** Start RECORDS FOR THIS EXERCISE **

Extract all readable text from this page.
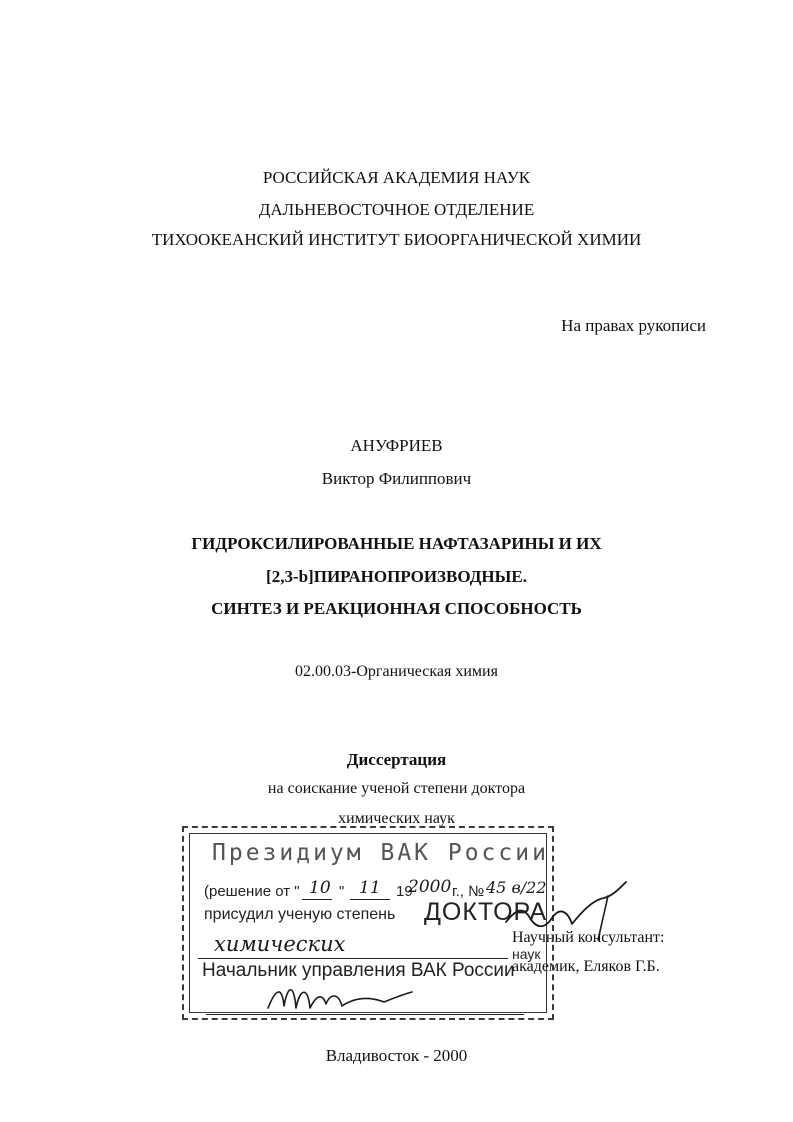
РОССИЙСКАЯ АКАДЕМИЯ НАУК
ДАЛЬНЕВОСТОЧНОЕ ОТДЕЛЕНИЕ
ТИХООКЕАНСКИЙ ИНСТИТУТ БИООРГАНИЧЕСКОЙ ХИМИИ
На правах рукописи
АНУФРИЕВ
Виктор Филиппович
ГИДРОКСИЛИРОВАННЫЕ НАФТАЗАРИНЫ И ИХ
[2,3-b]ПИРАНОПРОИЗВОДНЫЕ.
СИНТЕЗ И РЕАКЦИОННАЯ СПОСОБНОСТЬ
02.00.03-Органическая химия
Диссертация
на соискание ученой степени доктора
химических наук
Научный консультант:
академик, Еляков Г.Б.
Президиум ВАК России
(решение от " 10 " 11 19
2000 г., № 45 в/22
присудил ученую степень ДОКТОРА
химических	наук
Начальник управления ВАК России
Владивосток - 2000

** End RECORDS FOR THIS EXERCISE **

Reproduce the material above verbatim; omit every picture.

**OUTPUT FOR THIS TASK**
Extract all readable text from this page.
РОССИЙСКАЯ АКАДЕМИЯ НАУК
ДАЛЬНЕВОСТОЧНОЕ ОТДЕЛЕНИЕ
ТИХООКЕАНСКИЙ ИНСТИТУТ БИООРГАНИЧЕСКОЙ ХИМИИ
На правах рукописи
АНУФРИЕВ
Виктор Филиппович
ГИДРОКСИЛИРОВАННЫЕ НАФТАЗАРИНЫ И ИХ
[2,3-b]ПИРАНОПРОИЗВОДНЫЕ.
СИНТЕЗ И РЕАКЦИОННАЯ СПОСОБНОСТЬ
02.00.03-Органическая химия
Диссертация
на соискание ученой степени доктора
химических наук
Научный консультант:
академик, Еляков Г.Б.
Президиум ВАК России
(решение от " 10 " 11 19
2000 г., № 45 в/22
присудил ученую степень ДОКТОРА
химических	наук
Начальник управления ВАК России
Владивосток - 2000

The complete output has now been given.